**SOURCE MATERIAL**
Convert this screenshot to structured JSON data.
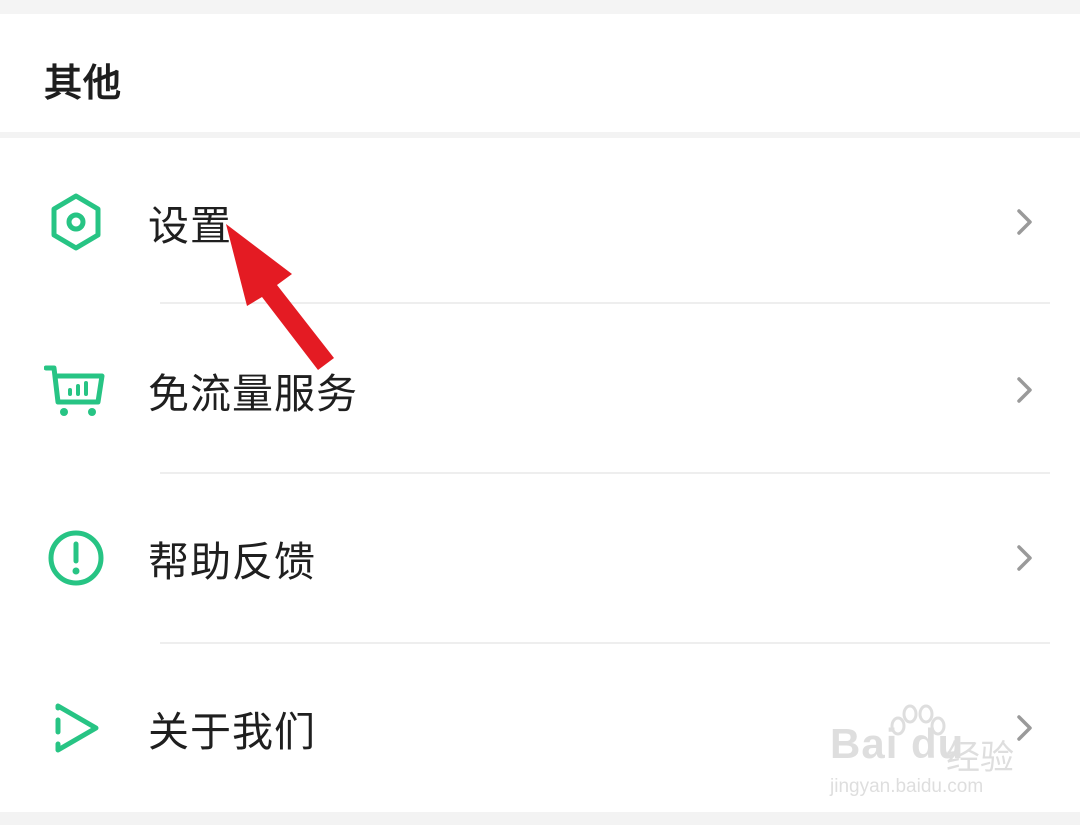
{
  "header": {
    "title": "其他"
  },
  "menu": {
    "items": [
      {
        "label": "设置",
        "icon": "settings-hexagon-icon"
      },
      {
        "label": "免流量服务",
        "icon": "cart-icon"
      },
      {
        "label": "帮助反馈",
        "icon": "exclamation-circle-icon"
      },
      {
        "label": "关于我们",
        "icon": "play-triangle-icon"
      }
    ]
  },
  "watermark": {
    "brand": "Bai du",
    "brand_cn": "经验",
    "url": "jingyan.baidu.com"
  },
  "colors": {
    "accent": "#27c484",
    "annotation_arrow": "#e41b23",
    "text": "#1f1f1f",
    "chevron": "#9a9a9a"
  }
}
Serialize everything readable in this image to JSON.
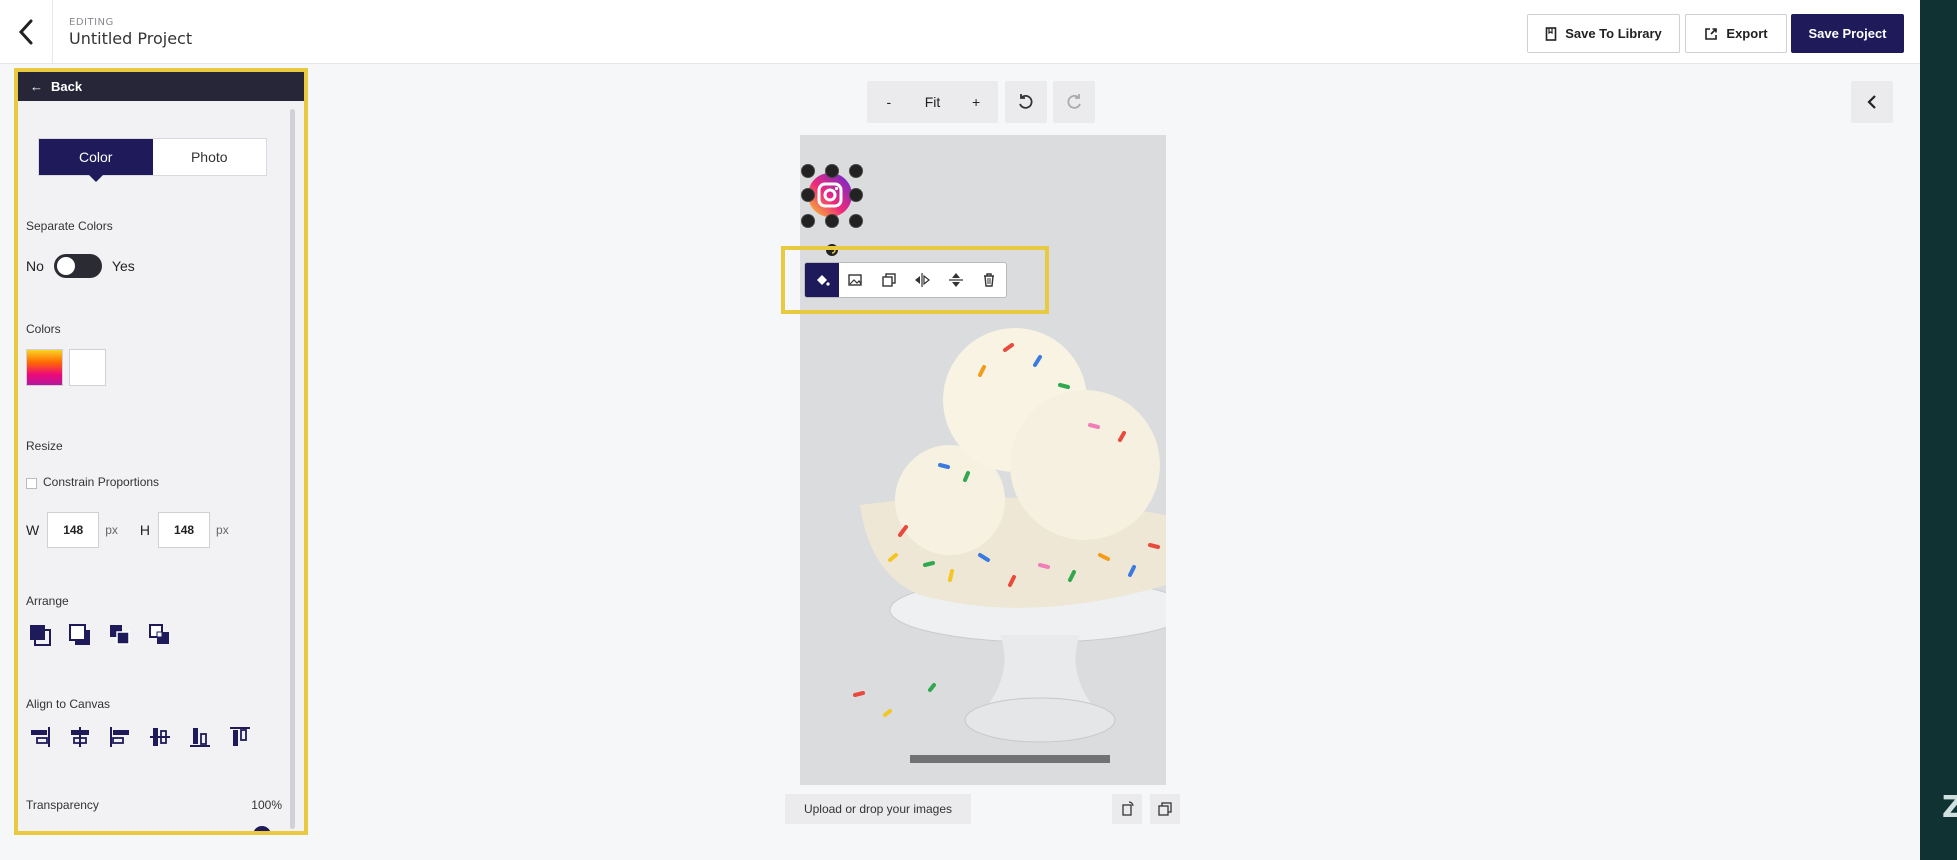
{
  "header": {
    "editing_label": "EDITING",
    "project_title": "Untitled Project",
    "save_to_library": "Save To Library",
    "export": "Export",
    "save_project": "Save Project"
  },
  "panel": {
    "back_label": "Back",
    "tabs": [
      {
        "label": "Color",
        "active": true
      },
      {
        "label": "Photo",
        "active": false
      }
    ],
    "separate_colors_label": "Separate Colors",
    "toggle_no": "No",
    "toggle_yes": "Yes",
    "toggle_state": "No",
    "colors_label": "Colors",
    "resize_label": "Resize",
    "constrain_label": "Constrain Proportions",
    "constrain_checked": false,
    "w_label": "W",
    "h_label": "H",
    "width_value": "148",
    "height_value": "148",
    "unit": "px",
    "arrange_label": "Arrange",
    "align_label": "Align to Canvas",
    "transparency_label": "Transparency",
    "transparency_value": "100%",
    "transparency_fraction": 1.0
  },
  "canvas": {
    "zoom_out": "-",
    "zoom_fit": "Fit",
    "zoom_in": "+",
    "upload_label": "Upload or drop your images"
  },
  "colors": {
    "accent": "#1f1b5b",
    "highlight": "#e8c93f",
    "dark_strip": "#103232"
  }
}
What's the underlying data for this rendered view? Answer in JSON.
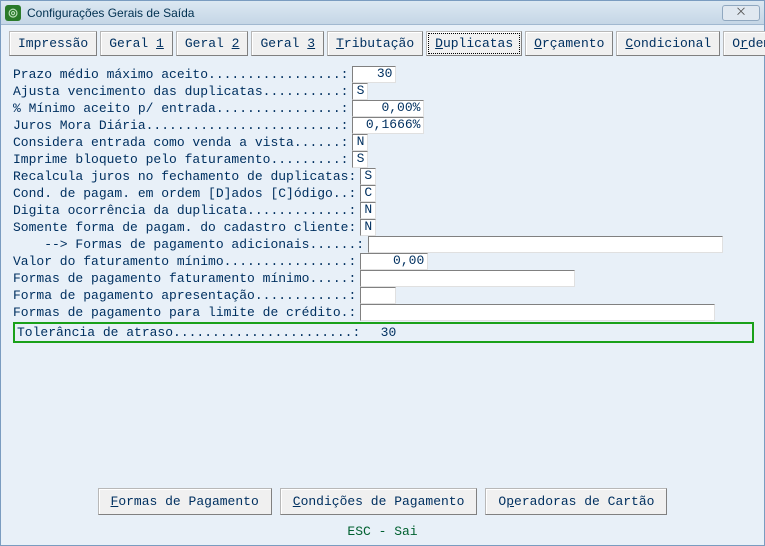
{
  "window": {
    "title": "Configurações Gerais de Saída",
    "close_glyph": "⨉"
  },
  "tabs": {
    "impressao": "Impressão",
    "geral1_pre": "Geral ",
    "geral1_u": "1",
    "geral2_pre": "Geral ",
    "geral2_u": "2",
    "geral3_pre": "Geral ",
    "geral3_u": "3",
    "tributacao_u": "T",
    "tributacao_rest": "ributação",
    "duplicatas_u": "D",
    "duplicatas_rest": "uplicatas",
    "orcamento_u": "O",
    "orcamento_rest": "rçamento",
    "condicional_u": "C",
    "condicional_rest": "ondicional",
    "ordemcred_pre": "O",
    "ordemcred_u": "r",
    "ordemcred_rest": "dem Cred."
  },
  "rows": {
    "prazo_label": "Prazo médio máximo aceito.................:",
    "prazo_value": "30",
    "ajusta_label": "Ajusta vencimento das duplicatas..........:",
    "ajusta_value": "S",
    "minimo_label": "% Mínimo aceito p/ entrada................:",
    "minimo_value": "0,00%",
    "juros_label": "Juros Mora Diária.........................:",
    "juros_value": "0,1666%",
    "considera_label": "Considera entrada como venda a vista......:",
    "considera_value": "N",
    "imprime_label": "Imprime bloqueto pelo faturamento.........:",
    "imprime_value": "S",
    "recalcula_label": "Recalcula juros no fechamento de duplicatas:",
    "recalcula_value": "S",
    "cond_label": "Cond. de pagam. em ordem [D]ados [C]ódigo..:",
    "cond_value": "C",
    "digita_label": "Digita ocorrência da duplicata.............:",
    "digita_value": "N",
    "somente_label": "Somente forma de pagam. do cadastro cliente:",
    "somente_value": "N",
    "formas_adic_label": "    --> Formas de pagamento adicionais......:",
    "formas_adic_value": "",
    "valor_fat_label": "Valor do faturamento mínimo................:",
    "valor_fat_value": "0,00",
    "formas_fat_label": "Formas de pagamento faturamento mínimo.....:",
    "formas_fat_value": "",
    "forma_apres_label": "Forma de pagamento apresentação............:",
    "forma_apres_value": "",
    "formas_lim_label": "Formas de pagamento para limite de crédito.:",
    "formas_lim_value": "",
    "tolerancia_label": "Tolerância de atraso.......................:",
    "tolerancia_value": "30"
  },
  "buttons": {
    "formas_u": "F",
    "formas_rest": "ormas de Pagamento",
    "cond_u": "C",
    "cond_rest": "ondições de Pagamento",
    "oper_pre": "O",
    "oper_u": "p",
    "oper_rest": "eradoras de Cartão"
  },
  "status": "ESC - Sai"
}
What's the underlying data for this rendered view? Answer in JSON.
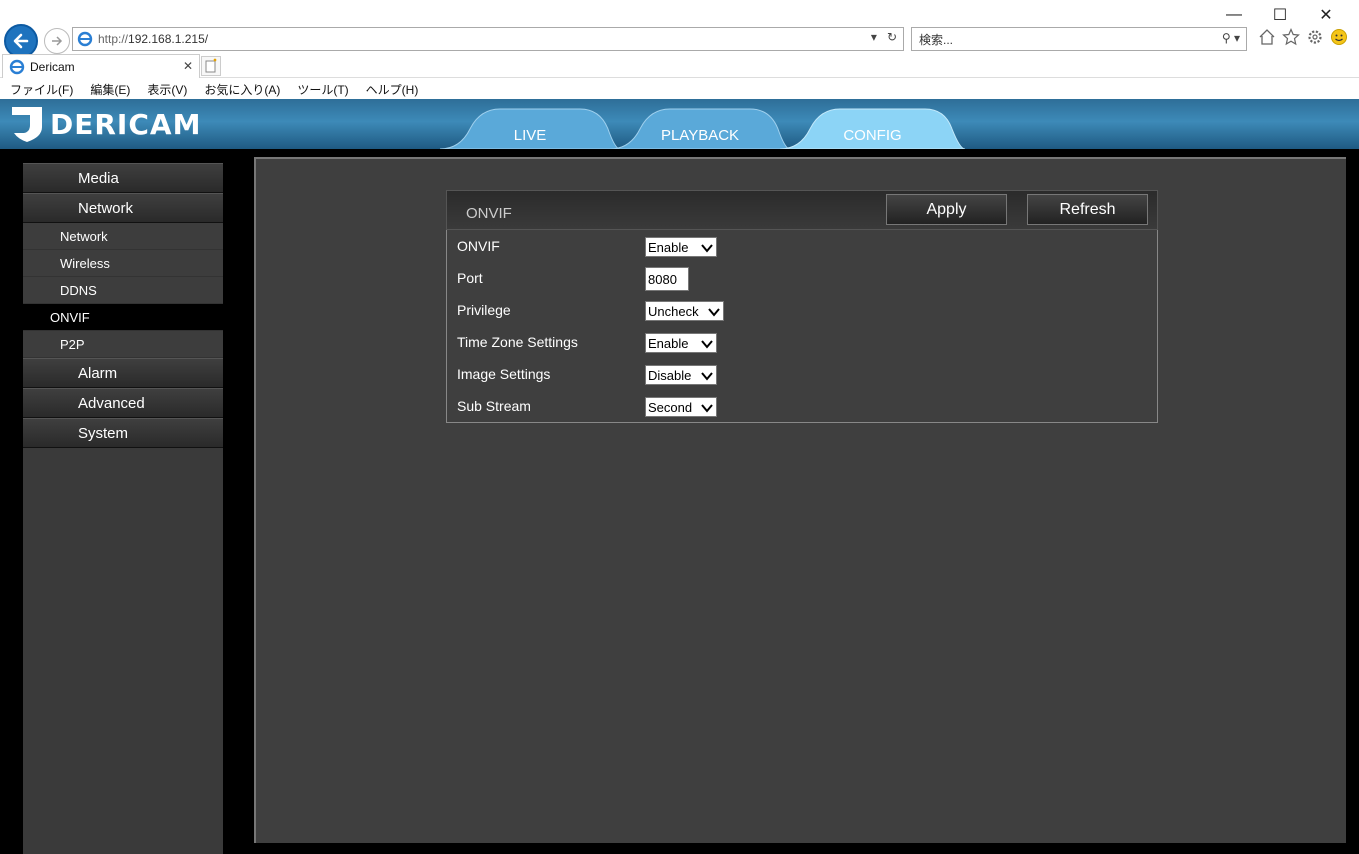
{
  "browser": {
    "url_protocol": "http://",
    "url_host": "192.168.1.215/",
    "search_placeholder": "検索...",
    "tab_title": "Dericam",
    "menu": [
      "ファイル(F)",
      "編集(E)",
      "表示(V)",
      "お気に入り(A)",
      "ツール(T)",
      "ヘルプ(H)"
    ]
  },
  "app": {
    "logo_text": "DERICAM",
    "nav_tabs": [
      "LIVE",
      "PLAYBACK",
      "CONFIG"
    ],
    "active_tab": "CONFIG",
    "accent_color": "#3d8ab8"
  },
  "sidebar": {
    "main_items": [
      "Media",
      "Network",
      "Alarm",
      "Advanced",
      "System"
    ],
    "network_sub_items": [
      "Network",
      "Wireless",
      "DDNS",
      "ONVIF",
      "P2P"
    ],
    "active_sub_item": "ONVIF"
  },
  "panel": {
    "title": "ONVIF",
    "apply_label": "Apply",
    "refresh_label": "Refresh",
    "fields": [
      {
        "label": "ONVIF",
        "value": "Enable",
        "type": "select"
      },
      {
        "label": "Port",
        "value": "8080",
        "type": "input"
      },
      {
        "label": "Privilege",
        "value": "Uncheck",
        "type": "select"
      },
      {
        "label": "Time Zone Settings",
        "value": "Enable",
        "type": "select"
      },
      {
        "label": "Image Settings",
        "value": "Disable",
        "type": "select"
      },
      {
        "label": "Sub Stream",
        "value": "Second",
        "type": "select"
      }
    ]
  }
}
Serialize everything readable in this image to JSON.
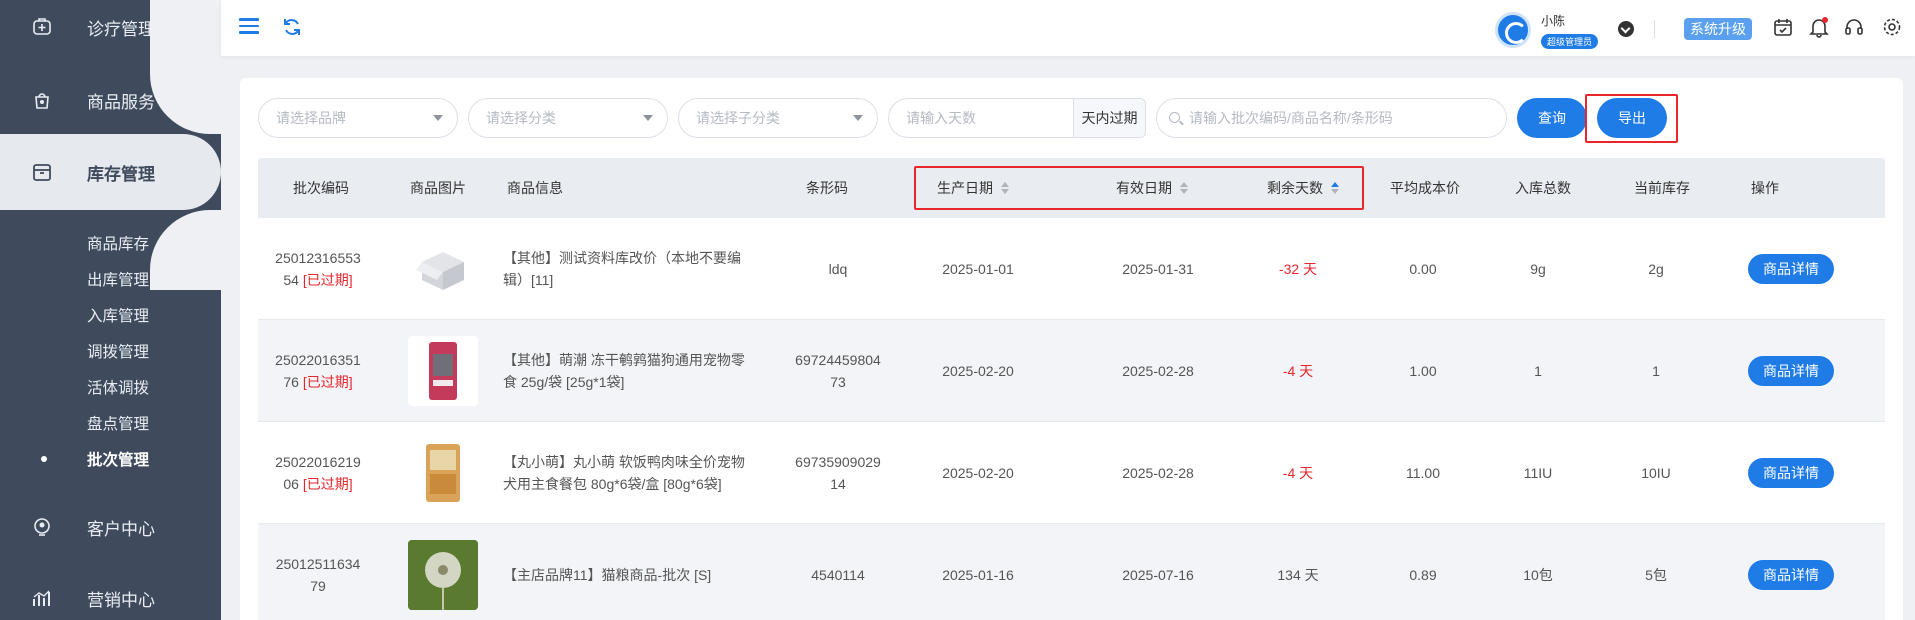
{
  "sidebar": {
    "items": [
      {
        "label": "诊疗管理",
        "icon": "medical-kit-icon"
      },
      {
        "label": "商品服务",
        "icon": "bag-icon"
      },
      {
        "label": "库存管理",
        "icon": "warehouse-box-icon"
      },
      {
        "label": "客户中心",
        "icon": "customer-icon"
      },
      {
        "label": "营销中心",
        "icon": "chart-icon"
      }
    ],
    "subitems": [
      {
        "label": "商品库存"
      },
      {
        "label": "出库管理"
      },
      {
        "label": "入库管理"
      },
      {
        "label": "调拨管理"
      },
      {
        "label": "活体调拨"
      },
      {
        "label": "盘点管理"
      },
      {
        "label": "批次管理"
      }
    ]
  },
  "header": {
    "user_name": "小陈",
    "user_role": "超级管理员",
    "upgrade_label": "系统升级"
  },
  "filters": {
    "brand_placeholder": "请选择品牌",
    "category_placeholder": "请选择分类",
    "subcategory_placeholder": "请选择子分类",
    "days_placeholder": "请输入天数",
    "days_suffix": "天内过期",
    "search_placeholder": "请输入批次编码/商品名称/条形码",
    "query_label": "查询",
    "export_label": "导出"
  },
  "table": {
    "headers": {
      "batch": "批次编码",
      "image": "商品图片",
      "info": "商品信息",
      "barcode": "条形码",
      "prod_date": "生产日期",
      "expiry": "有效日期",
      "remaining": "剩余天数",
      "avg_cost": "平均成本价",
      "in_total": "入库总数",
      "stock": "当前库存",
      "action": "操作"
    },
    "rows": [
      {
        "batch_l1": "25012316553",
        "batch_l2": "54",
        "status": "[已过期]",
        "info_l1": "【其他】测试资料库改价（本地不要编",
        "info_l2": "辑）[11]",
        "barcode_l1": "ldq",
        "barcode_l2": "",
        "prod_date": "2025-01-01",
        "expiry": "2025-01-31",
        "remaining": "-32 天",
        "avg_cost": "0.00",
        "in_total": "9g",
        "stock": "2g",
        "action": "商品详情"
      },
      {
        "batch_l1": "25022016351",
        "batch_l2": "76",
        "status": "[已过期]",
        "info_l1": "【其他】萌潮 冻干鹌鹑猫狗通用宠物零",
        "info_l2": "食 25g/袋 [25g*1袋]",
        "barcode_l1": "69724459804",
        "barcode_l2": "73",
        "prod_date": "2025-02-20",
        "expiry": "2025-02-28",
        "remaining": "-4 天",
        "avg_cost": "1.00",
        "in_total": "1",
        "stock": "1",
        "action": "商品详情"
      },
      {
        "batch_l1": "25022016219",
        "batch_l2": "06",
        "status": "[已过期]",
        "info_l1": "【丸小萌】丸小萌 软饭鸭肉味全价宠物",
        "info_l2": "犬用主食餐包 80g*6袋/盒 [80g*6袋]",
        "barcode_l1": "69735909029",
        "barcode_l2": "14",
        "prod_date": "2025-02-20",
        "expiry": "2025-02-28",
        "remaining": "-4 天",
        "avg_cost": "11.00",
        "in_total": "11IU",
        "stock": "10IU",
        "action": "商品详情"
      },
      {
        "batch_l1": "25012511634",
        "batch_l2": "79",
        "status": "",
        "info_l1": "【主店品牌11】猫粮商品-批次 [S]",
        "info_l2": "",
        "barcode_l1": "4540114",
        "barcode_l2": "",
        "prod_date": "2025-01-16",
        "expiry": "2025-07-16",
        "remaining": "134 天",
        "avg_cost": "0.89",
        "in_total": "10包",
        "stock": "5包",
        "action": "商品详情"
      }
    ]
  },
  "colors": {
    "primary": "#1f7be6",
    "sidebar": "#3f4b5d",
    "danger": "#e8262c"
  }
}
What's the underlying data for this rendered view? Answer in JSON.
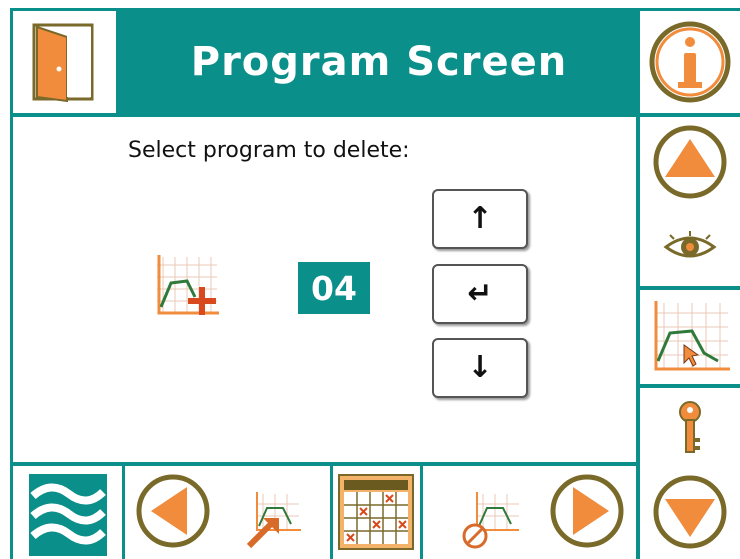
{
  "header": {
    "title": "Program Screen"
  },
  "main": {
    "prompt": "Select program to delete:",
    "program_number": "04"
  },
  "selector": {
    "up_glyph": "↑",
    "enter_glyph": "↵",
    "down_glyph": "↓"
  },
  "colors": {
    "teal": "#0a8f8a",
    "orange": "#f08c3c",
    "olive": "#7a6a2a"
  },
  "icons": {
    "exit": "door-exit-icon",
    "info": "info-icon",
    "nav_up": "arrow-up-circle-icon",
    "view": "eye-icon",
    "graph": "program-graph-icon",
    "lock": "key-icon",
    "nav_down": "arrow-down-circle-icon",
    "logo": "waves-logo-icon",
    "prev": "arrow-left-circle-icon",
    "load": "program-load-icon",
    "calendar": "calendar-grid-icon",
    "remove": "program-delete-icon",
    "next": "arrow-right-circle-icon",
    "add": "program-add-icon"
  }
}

**TO BE DONE**
Gather every line from the listing above in which the word "expiry" appears.

**RESULT OF THE EXERCISE**
      "expiry": "有效日期",
        "expiry": "2025-01-31",
        "expiry": "2025-02-28",
        "expiry": "2025-02-28",
        "expiry": "2025-07-16",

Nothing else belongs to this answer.